» **Quoted passage**

▬▬▬▬▬▬▬▬▬▬

On Tuesday, when Gilroy's team inspected the plants at the Kennedy Space Center in Florida, they saw exactly what they wanted: Petri dishes holding seedlings that sprouted and grew in weightlessness.

After their arrival in Madison, the plants went directly into a deep freeze. After being thawed in a few months, they will donate their RNA to an instrument that will measure the activity of all of their approximately 30,000 genes.

Half of the plants will become subjects in Gilroy's longstanding exploration of the genetic control of the proteins that enable plants to grow in zero gravity. "Gravity is a fantastically pervasive force that affects all biology," says Gilroy. "One astronaut observed that plants get lazy in a weightless environment; they grow long and thin, and don't lay down strong material, just like people lose bone mass in space because it isn't needed for supporting weight."

The other half of the experiment represents a departure for Gilroy, and for NASA, the agency supporting this area of space research. After these plants undergo a similar genetic analysis at UW-Madison's Biotech Center, the data will get an initial check-over from Gilroy's group. And then a treasure trove of digital data on plant genetic activity in microgravity will be made available to any researcher interested in mining it.

"Access to space is very rare," Gilroy says. "Traditionally, a research group will put an experiment in space, get the results and publish. But NASA is trying a new mode, called geneLAB, where the research group will put organisms in space, then, as soon as possible, release the raw data to anyone who wants to analyze it. They hope it will speed up major advances on these tiny samples that we can afford to place in space. I see this as open-source science."

Through the process called transcription, genes produce RNA that becomes the template for proteins, and in both sets of experiments, the RNA data will show which genes become more or less active in microgravity, when compared to an identical set of plants grown on Earth.

While Gilroy plans to focus on structural proteins, the geneLAB experiment compares four variants of Arabidopsis called ecotypes. "This data should provide a broad field of investigation -- far more than one lab can handle," Gilroy says. "We are going to end up with an enormous amount of transcription data. We will do some initial work to check the major genes which go up or down, but there's tremendous potential for further analysis by other labs around the world."

But while the geneLab approach sounds promising, Gilroy concedes that it carries no guarantees. "This may be a path forward in crowd-sourcing science. At the least, as a single lab we could never analyze this data as fully as many labs around the world all working with it."

The "Biological Research in Canister" containers that held these experiments on board the space station were designed, tested and operated according to NASA's rigorous approach, Gilroy says. "Each project represents an enormous investment, and you really want everything to go perfectly. You become one of the most careful scientists in the world. You test everything, make duplicates, and are always considering what may go wrong so you can do another test."

NASA is an unfamiliar world to most botanists, but Gilroy seems to be enjoying every step of the way, and has even learned the organization's peculiar parlance. "At first, talking in acronyms is very strange," he says, "and you can't understand anything when NASA people start going into NASA-speak. But once you get into it, you catch yourself doing the exact same thing."

In the microgravity experiments, Gilroy is exploring the genetic basis of a phenomenon known to gardeners and horticulturalists for many years. Plants that grow up without mechanical stresses -- due to wind, rain or other disturbances -- "are much more susceptible to pests, are not as robust," Gilroy says, "but if you go into a greenhouse and shake the plants, they grow up more compact, strong, and resistant to stress. They are even more resistant to plant diseases."

▬▬▬▬▬▬▬▬▬▬

» **Record set**
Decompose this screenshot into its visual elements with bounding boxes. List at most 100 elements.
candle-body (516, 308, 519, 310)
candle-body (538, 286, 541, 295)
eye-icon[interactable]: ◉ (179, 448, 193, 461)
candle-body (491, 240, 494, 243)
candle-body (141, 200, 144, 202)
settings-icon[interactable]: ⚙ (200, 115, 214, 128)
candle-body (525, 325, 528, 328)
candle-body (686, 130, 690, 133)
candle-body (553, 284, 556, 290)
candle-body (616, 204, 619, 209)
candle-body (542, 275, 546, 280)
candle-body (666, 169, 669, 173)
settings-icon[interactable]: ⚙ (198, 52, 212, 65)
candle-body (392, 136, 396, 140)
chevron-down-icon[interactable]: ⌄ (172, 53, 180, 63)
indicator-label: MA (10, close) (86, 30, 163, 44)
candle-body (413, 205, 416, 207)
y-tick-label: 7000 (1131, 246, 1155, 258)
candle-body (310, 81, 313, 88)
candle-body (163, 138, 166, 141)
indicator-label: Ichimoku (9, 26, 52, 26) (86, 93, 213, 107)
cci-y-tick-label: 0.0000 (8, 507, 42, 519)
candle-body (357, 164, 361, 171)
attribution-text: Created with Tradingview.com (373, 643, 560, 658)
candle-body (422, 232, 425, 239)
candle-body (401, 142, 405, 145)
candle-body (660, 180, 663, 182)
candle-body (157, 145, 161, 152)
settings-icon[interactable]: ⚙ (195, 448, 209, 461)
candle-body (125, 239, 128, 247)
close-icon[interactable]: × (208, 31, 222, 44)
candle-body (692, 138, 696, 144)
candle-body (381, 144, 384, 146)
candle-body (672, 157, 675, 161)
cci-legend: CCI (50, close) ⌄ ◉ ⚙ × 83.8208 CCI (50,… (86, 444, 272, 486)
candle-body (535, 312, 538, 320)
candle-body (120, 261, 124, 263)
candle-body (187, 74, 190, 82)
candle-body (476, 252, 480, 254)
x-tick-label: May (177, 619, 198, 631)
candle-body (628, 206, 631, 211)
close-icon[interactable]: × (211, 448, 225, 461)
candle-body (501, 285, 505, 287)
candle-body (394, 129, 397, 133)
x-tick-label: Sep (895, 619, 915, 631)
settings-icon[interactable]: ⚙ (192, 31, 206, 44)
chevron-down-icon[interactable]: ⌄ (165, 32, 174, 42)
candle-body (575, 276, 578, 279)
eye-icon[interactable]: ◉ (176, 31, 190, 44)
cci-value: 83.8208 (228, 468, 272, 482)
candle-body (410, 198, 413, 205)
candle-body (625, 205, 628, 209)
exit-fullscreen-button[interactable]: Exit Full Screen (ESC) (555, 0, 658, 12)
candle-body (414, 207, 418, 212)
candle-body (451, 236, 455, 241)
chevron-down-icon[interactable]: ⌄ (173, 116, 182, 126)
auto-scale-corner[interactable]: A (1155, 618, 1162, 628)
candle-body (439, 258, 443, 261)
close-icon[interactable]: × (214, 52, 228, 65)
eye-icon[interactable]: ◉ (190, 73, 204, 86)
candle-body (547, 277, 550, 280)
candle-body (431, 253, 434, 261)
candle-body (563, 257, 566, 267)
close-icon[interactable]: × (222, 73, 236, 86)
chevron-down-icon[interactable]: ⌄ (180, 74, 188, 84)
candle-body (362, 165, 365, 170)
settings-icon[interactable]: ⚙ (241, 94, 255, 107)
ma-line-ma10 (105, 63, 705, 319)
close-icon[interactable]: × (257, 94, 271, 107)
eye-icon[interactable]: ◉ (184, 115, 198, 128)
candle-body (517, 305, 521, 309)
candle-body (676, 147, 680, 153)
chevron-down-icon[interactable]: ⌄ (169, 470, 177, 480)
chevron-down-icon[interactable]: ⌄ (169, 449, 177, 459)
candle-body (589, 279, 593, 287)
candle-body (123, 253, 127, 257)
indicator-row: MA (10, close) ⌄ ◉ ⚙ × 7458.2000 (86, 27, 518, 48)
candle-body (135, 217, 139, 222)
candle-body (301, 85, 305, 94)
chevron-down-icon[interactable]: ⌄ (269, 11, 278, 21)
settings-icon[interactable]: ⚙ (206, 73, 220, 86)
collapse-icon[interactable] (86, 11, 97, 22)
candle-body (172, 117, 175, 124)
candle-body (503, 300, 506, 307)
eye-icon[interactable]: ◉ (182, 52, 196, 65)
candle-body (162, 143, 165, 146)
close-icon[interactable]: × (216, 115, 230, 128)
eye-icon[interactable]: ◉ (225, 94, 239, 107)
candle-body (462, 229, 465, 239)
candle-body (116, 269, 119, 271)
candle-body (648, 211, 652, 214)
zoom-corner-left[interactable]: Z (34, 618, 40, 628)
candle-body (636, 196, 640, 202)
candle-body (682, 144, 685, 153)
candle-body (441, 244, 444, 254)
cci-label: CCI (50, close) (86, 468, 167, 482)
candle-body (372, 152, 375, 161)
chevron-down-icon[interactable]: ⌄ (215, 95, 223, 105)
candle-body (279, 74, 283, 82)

▬▬▬▬▬▬▬▬▬▬

» **Assigned task**
Repeat the passage of the article on plants grown in microgravity word for word, starting with "Half of the plants" and going on through "in mining it.".

» **Exercise output**
Half of the plants will become subjects in Gilroy's longstanding exploration of the genetic control of the proteins that enable plants to grow in zero gravity. "Gravity is a fantastically pervasive force that affects all biology," says Gilroy. "One astronaut observed that plants get lazy in a weightless environment; they grow long and thin, and don't lay down strong material, just like people lose bone mass in space because it isn't needed for supporting weight."

The other half of the experiment represents a departure for Gilroy, and for NASA, the agency supporting this area of space research. After these plants undergo a similar genetic analysis at UW-Madison's Biotech Center, the data will get an initial check-over from Gilroy's group. And then a treasure trove of digital data on plant genetic activity in microgravity will be made available to any researcher interested in mining it.